**Short task**
Write out the full listing exactly as given, minus the images.

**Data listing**
────────────────────────────────────────

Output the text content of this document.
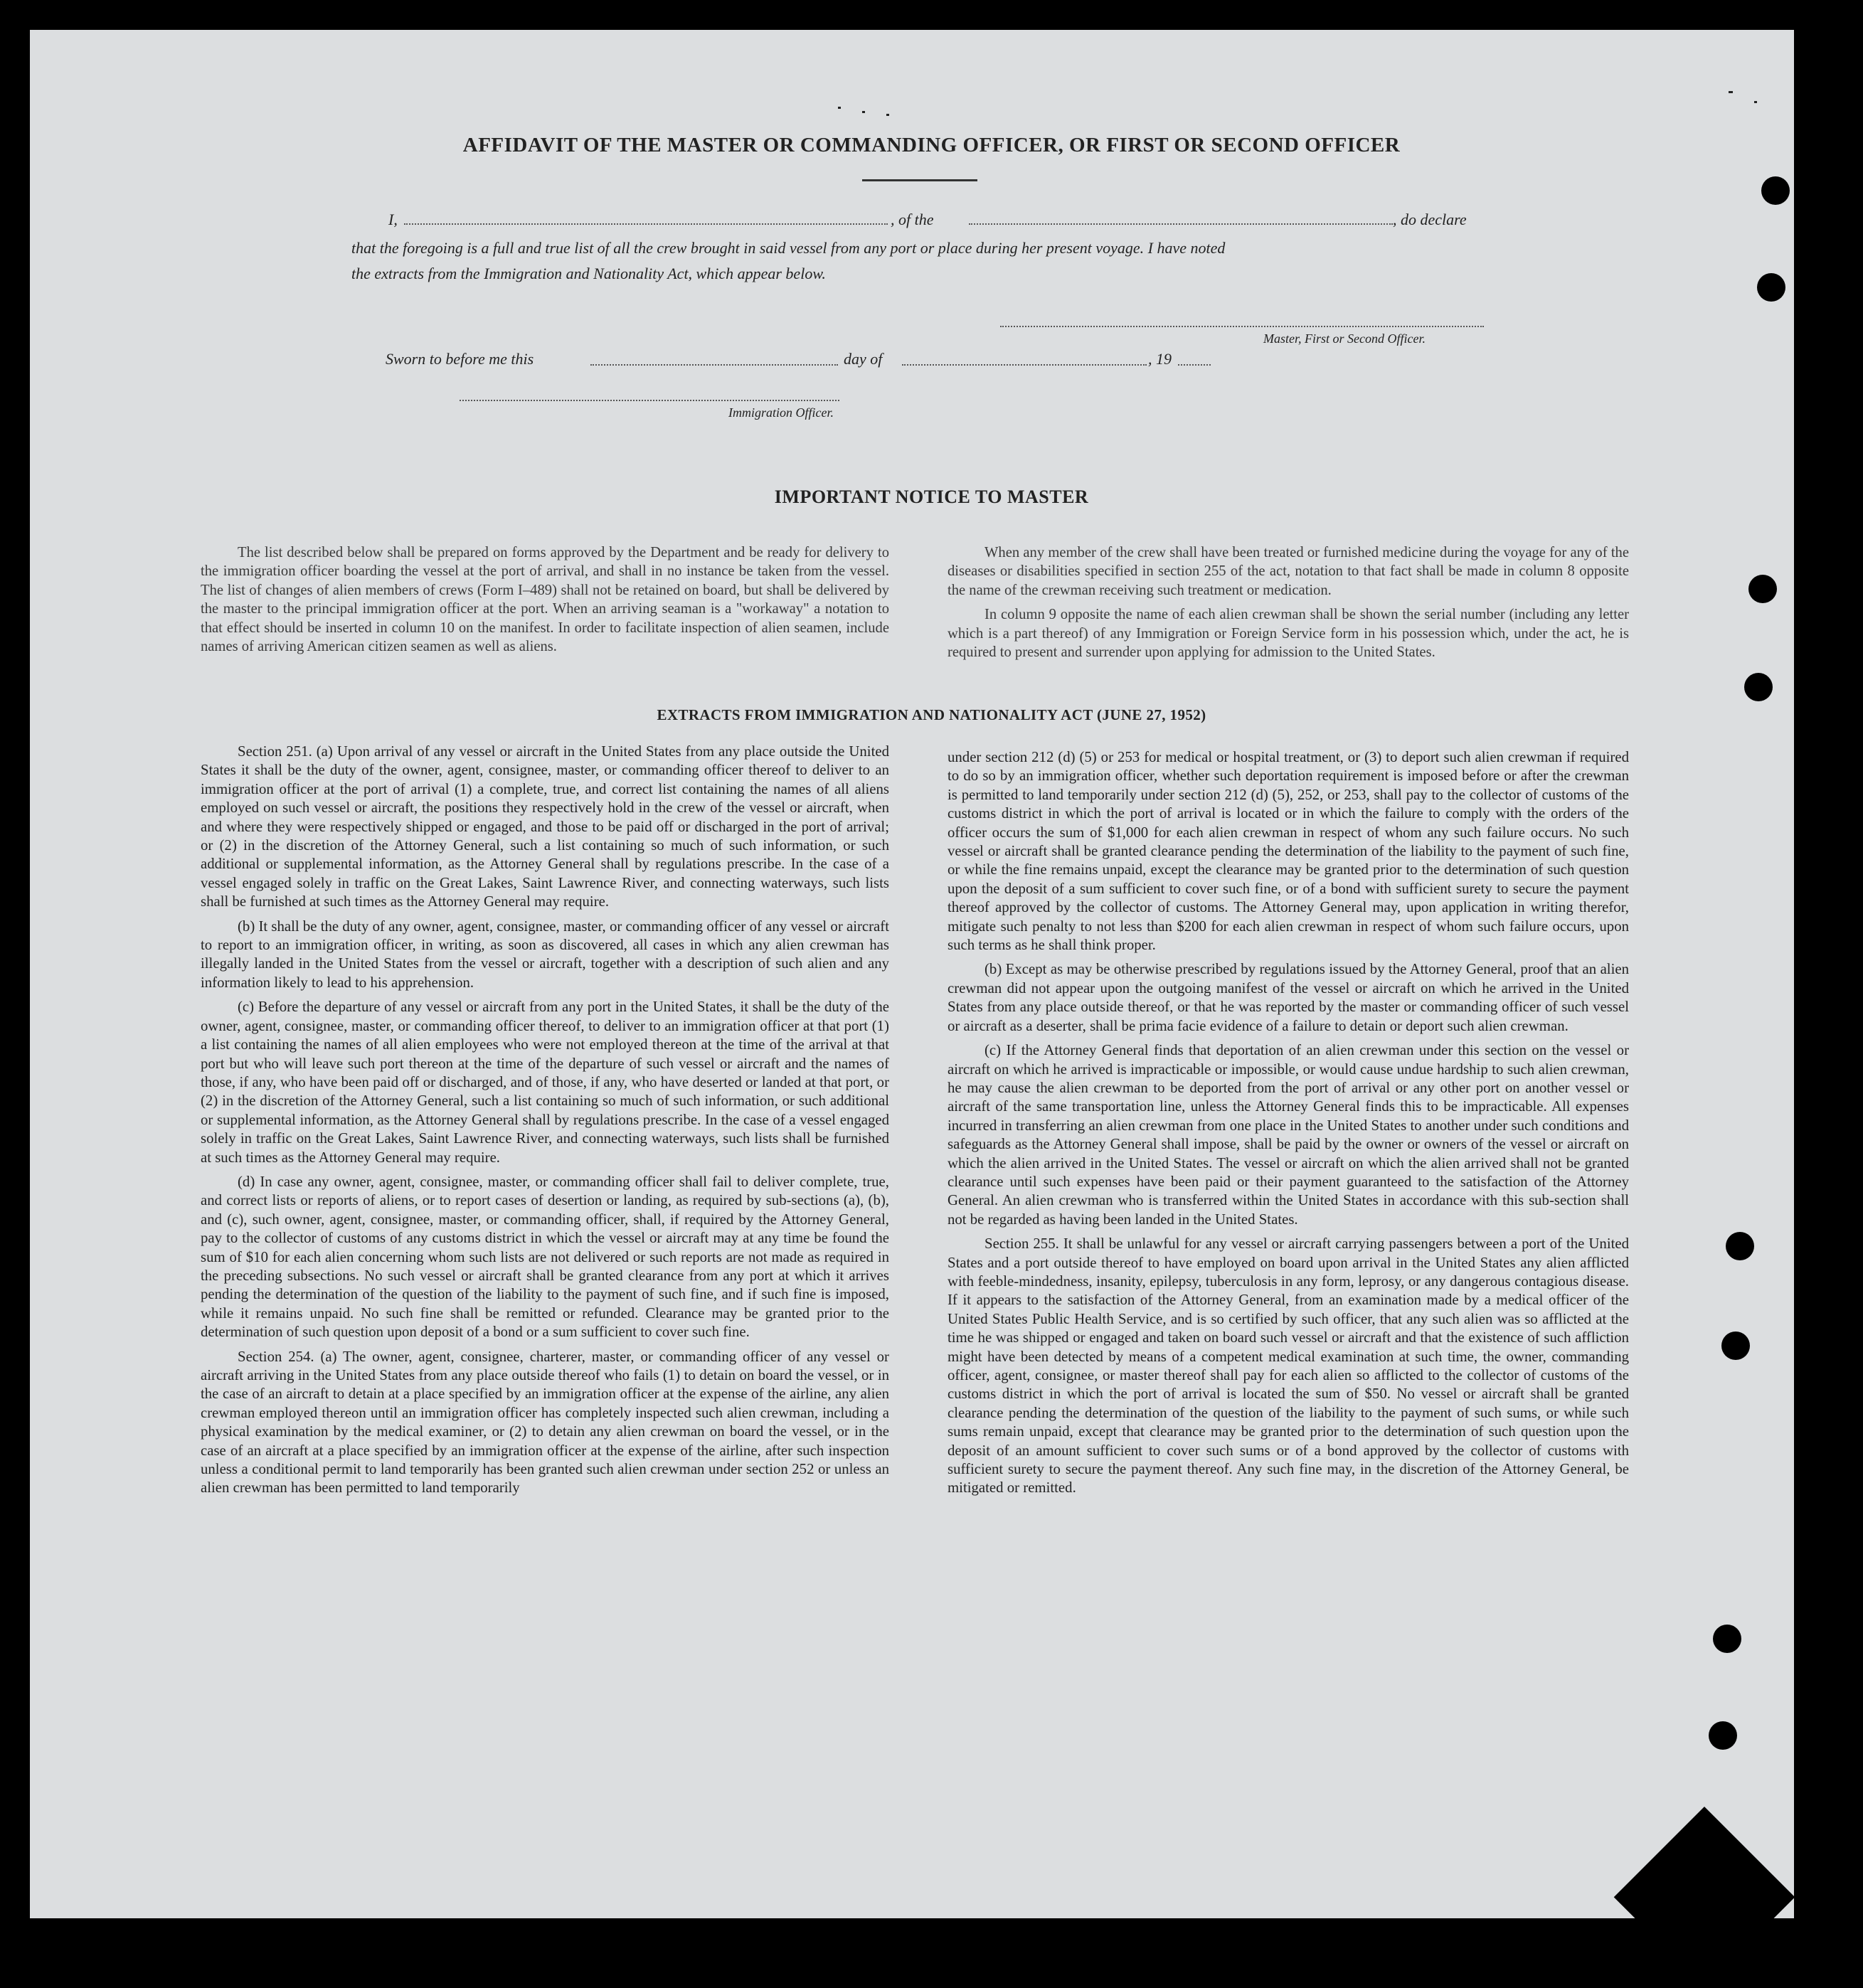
AFFIDAVIT OF THE MASTER OR COMMANDING OFFICER, OR FIRST OR SECOND OFFICER
I,	, of the	, do declare
that the foregoing is a full and true list of all the crew brought in said vessel from any port or place during her present voyage. I have noted
the extracts from the Immigration and Nationality Act, which appear below.
Master, First or Second Officer.
Sworn to before me this	day of	, 19
Immigration Officer.
IMPORTANT NOTICE TO MASTER

The list described below shall be prepared on forms approved by the Department and be ready for delivery to the immigration officer boarding the vessel at the port of arrival, and shall in no instance be taken from the vessel. The list of changes of alien members of crews (Form I–489) shall not be retained on board, but shall be delivered by the master to the principal immigration officer at the port. When an arriving seaman is a "workaway" a notation to that effect should be inserted in column 10 on the manifest. In order to facilitate inspection of alien seamen, include names of arriving American citizen seamen as well as aliens.

When any member of the crew shall have been treated or furnished medicine during the voyage for any of the diseases or disabilities specified in section 255 of the act, notation to that fact shall be made in column 8 opposite the name of the crewman receiving such treatment or medication.

In column 9 opposite the name of each alien crewman shall be shown the serial number (including any letter which is a part thereof) of any Immigration or Foreign Service form in his possession which, under the act, he is required to present and surrender upon applying for admission to the United States.

EXTRACTS FROM IMMIGRATION AND NATIONALITY ACT (JUNE 27, 1952)

Section 251. (a) Upon arrival of any vessel or aircraft in the United States from any place outside the United States it shall be the duty of the owner, agent, consignee, master, or commanding officer thereof to deliver to an immigration officer at the port of arrival (1) a complete, true, and correct list containing the names of all aliens employed on such vessel or aircraft, the positions they respectively hold in the crew of the vessel or aircraft, when and where they were respectively shipped or engaged, and those to be paid off or discharged in the port of arrival; or (2) in the discretion of the Attorney General, such a list containing so much of such information, or such additional or supplemental information, as the Attorney General shall by regulations prescribe. In the case of a vessel engaged solely in traffic on the Great Lakes, Saint Lawrence River, and connecting waterways, such lists shall be furnished at such times as the Attorney General may require.

(b) It shall be the duty of any owner, agent, consignee, master, or commanding officer of any vessel or aircraft to report to an immigration officer, in writing, as soon as discovered, all cases in which any alien crewman has illegally landed in the United States from the vessel or aircraft, together with a description of such alien and any information likely to lead to his apprehension.

(c) Before the departure of any vessel or aircraft from any port in the United States, it shall be the duty of the owner, agent, consignee, master, or commanding officer thereof, to deliver to an immigration officer at that port (1) a list containing the names of all alien employees who were not employed thereon at the time of the arrival at that port but who will leave such port thereon at the time of the departure of such vessel or aircraft and the names of those, if any, who have been paid off or discharged, and of those, if any, who have deserted or landed at that port, or (2) in the discretion of the Attorney General, such a list containing so much of such information, or such additional or supplemental information, as the Attorney General shall by regulations prescribe. In the case of a vessel engaged solely in traffic on the Great Lakes, Saint Lawrence River, and connecting waterways, such lists shall be furnished at such times as the Attorney General may require.

(d) In case any owner, agent, consignee, master, or commanding officer shall fail to deliver complete, true, and correct lists or reports of aliens, or to report cases of desertion or landing, as required by sub-sections (a), (b), and (c), such owner, agent, consignee, master, or commanding officer, shall, if required by the Attorney General, pay to the collector of customs of any customs district in which the vessel or aircraft may at any time be found the sum of $10 for each alien concerning whom such lists are not delivered or such reports are not made as required in the preceding subsections. No such vessel or aircraft shall be granted clearance from any port at which it arrives pending the determination of the question of the liability to the payment of such fine, and if such fine is imposed, while it remains unpaid. No such fine shall be remitted or refunded. Clearance may be granted prior to the determination of such question upon deposit of a bond or a sum sufficient to cover such fine.

Section 254. (a) The owner, agent, consignee, charterer, master, or commanding officer of any vessel or aircraft arriving in the United States from any place outside thereof who fails (1) to detain on board the vessel, or in the case of an aircraft to detain at a place specified by an immigration officer at the expense of the airline, any alien crewman employed thereon until an immigration officer has completely inspected such alien crewman, including a physical examination by the medical examiner, or (2) to detain any alien crewman on board the vessel, or in the case of an aircraft at a place specified by an immigration officer at the expense of the airline, after such inspection unless a conditional permit to land temporarily has been granted such alien crewman under section 252 or unless an alien crewman has been permitted to land temporarily

under section 212 (d) (5) or 253 for medical or hospital treatment, or (3) to deport such alien crewman if required to do so by an immigration officer, whether such deportation requirement is imposed before or after the crewman is permitted to land temporarily under section 212 (d) (5), 252, or 253, shall pay to the collector of customs of the customs district in which the port of arrival is located or in which the failure to comply with the orders of the officer occurs the sum of $1,000 for each alien crewman in respect of whom any such failure occurs. No such vessel or aircraft shall be granted clearance pending the determination of the liability to the payment of such fine, or while the fine remains unpaid, except the clearance may be granted prior to the determination of such question upon the deposit of a sum sufficient to cover such fine, or of a bond with sufficient surety to secure the payment thereof approved by the collector of customs. The Attorney General may, upon application in writing therefor, mitigate such penalty to not less than $200 for each alien crewman in respect of whom such failure occurs, upon such terms as he shall think proper.

(b) Except as may be otherwise prescribed by regulations issued by the Attorney General, proof that an alien crewman did not appear upon the outgoing manifest of the vessel or aircraft on which he arrived in the United States from any place outside thereof, or that he was reported by the master or commanding officer of such vessel or aircraft as a deserter, shall be prima facie evidence of a failure to detain or deport such alien crewman.

(c) If the Attorney General finds that deportation of an alien crewman under this section on the vessel or aircraft on which he arrived is impracticable or impossible, or would cause undue hardship to such alien crewman, he may cause the alien crewman to be deported from the port of arrival or any other port on another vessel or aircraft of the same transportation line, unless the Attorney General finds this to be impracticable. All expenses incurred in transferring an alien crewman from one place in the United States to another under such conditions and safeguards as the Attorney General shall impose, shall be paid by the owner or owners of the vessel or aircraft on which the alien arrived in the United States. The vessel or aircraft on which the alien arrived shall not be granted clearance until such expenses have been paid or their payment guaranteed to the satisfaction of the Attorney General. An alien crewman who is transferred within the United States in accordance with this sub-section shall not be regarded as having been landed in the United States.

Section 255. It shall be unlawful for any vessel or aircraft carrying passengers between a port of the United States and a port outside thereof to have employed on board upon arrival in the United States any alien afflicted with feeble-mindedness, insanity, epilepsy, tuberculosis in any form, leprosy, or any dangerous contagious disease. If it appears to the satisfaction of the Attorney General, from an examination made by a medical officer of the United States Public Health Service, and is so certified by such officer, that any such alien was so afflicted at the time he was shipped or engaged and taken on board such vessel or aircraft and that the existence of such affliction might have been detected by means of a competent medical examination at such time, the owner, commanding officer, agent, consignee, or master thereof shall pay for each alien so afflicted to the collector of customs of the customs district in which the port of arrival is located the sum of $50. No vessel or aircraft shall be granted clearance pending the determination of the question of the liability to the payment of such sums, or while such sums remain unpaid, except that clearance may be granted prior to the determination of such question upon the deposit of an amount sufficient to cover such sums or of a bond approved by the collector of customs with sufficient surety to secure the payment thereof. Any such fine may, in the discretion of the Attorney General, be mitigated or remitted.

────────────────────────────────────────

**Answer to this exercise**
Output the text content of this document.
AFFIDAVIT OF THE MASTER OR COMMANDING OFFICER, OR FIRST OR SECOND OFFICER
I,	, of the	, do declare
that the foregoing is a full and true list of all the crew brought in said vessel from any port or place during her present voyage. I have noted
the extracts from the Immigration and Nationality Act, which appear below.
Master, First or Second Officer.
Sworn to before me this	day of	, 19
Immigration Officer.
IMPORTANT NOTICE TO MASTER

The list described below shall be prepared on forms approved by the Department and be ready for delivery to the immigration officer boarding the vessel at the port of arrival, and shall in no instance be taken from the vessel. The list of changes of alien members of crews (Form I–489) shall not be retained on board, but shall be delivered by the master to the principal immigration officer at the port. When an arriving seaman is a "workaway" a notation to that effect should be inserted in column 10 on the manifest. In order to facilitate inspection of alien seamen, include names of arriving American citizen seamen as well as aliens.

When any member of the crew shall have been treated or furnished medicine during the voyage for any of the diseases or disabilities specified in section 255 of the act, notation to that fact shall be made in column 8 opposite the name of the crewman receiving such treatment or medication.

In column 9 opposite the name of each alien crewman shall be shown the serial number (including any letter which is a part thereof) of any Immigration or Foreign Service form in his possession which, under the act, he is required to present and surrender upon applying for admission to the United States.

EXTRACTS FROM IMMIGRATION AND NATIONALITY ACT (JUNE 27, 1952)

Section 251. (a) Upon arrival of any vessel or aircraft in the United States from any place outside the United States it shall be the duty of the owner, agent, consignee, master, or commanding officer thereof to deliver to an immigration officer at the port of arrival (1) a complete, true, and correct list containing the names of all aliens employed on such vessel or aircraft, the positions they respectively hold in the crew of the vessel or aircraft, when and where they were respectively shipped or engaged, and those to be paid off or discharged in the port of arrival; or (2) in the discretion of the Attorney General, such a list containing so much of such information, or such additional or supplemental information, as the Attorney General shall by regulations prescribe. In the case of a vessel engaged solely in traffic on the Great Lakes, Saint Lawrence River, and connecting waterways, such lists shall be furnished at such times as the Attorney General may require.

(b) It shall be the duty of any owner, agent, consignee, master, or commanding officer of any vessel or aircraft to report to an immigration officer, in writing, as soon as discovered, all cases in which any alien crewman has illegally landed in the United States from the vessel or aircraft, together with a description of such alien and any information likely to lead to his apprehension.

(c) Before the departure of any vessel or aircraft from any port in the United States, it shall be the duty of the owner, agent, consignee, master, or commanding officer thereof, to deliver to an immigration officer at that port (1) a list containing the names of all alien employees who were not employed thereon at the time of the arrival at that port but who will leave such port thereon at the time of the departure of such vessel or aircraft and the names of those, if any, who have been paid off or discharged, and of those, if any, who have deserted or landed at that port, or (2) in the discretion of the Attorney General, such a list containing so much of such information, or such additional or supplemental information, as the Attorney General shall by regulations prescribe. In the case of a vessel engaged solely in traffic on the Great Lakes, Saint Lawrence River, and connecting waterways, such lists shall be furnished at such times as the Attorney General may require.

(d) In case any owner, agent, consignee, master, or commanding officer shall fail to deliver complete, true, and correct lists or reports of aliens, or to report cases of desertion or landing, as required by sub-sections (a), (b), and (c), such owner, agent, consignee, master, or commanding officer, shall, if required by the Attorney General, pay to the collector of customs of any customs district in which the vessel or aircraft may at any time be found the sum of $10 for each alien concerning whom such lists are not delivered or such reports are not made as required in the preceding subsections. No such vessel or aircraft shall be granted clearance from any port at which it arrives pending the determination of the question of the liability to the payment of such fine, and if such fine is imposed, while it remains unpaid. No such fine shall be remitted or refunded. Clearance may be granted prior to the determination of such question upon deposit of a bond or a sum sufficient to cover such fine.

Section 254. (a) The owner, agent, consignee, charterer, master, or commanding officer of any vessel or aircraft arriving in the United States from any place outside thereof who fails (1) to detain on board the vessel, or in the case of an aircraft to detain at a place specified by an immigration officer at the expense of the airline, any alien crewman employed thereon until an immigration officer has completely inspected such alien crewman, including a physical examination by the medical examiner, or (2) to detain any alien crewman on board the vessel, or in the case of an aircraft at a place specified by an immigration officer at the expense of the airline, after such inspection unless a conditional permit to land temporarily has been granted such alien crewman under section 252 or unless an alien crewman has been permitted to land temporarily

under section 212 (d) (5) or 253 for medical or hospital treatment, or (3) to deport such alien crewman if required to do so by an immigration officer, whether such deportation requirement is imposed before or after the crewman is permitted to land temporarily under section 212 (d) (5), 252, or 253, shall pay to the collector of customs of the customs district in which the port of arrival is located or in which the failure to comply with the orders of the officer occurs the sum of $1,000 for each alien crewman in respect of whom any such failure occurs. No such vessel or aircraft shall be granted clearance pending the determination of the liability to the payment of such fine, or while the fine remains unpaid, except the clearance may be granted prior to the determination of such question upon the deposit of a sum sufficient to cover such fine, or of a bond with sufficient surety to secure the payment thereof approved by the collector of customs. The Attorney General may, upon application in writing therefor, mitigate such penalty to not less than $200 for each alien crewman in respect of whom such failure occurs, upon such terms as he shall think proper.

(b) Except as may be otherwise prescribed by regulations issued by the Attorney General, proof that an alien crewman did not appear upon the outgoing manifest of the vessel or aircraft on which he arrived in the United States from any place outside thereof, or that he was reported by the master or commanding officer of such vessel or aircraft as a deserter, shall be prima facie evidence of a failure to detain or deport such alien crewman.

(c) If the Attorney General finds that deportation of an alien crewman under this section on the vessel or aircraft on which he arrived is impracticable or impossible, or would cause undue hardship to such alien crewman, he may cause the alien crewman to be deported from the port of arrival or any other port on another vessel or aircraft of the same transportation line, unless the Attorney General finds this to be impracticable. All expenses incurred in transferring an alien crewman from one place in the United States to another under such conditions and safeguards as the Attorney General shall impose, shall be paid by the owner or owners of the vessel or aircraft on which the alien arrived in the United States. The vessel or aircraft on which the alien arrived shall not be granted clearance until such expenses have been paid or their payment guaranteed to the satisfaction of the Attorney General. An alien crewman who is transferred within the United States in accordance with this sub-section shall not be regarded as having been landed in the United States.

Section 255. It shall be unlawful for any vessel or aircraft carrying passengers between a port of the United States and a port outside thereof to have employed on board upon arrival in the United States any alien afflicted with feeble-mindedness, insanity, epilepsy, tuberculosis in any form, leprosy, or any dangerous contagious disease. If it appears to the satisfaction of the Attorney General, from an examination made by a medical officer of the United States Public Health Service, and is so certified by such officer, that any such alien was so afflicted at the time he was shipped or engaged and taken on board such vessel or aircraft and that the existence of such affliction might have been detected by means of a competent medical examination at such time, the owner, commanding officer, agent, consignee, or master thereof shall pay for each alien so afflicted to the collector of customs of the customs district in which the port of arrival is located the sum of $50. No vessel or aircraft shall be granted clearance pending the determination of the question of the liability to the payment of such sums, or while such sums remain unpaid, except that clearance may be granted prior to the determination of such question upon the deposit of an amount sufficient to cover such sums or of a bond approved by the collector of customs with sufficient surety to secure the payment thereof. Any such fine may, in the discretion of the Attorney General, be mitigated or remitted.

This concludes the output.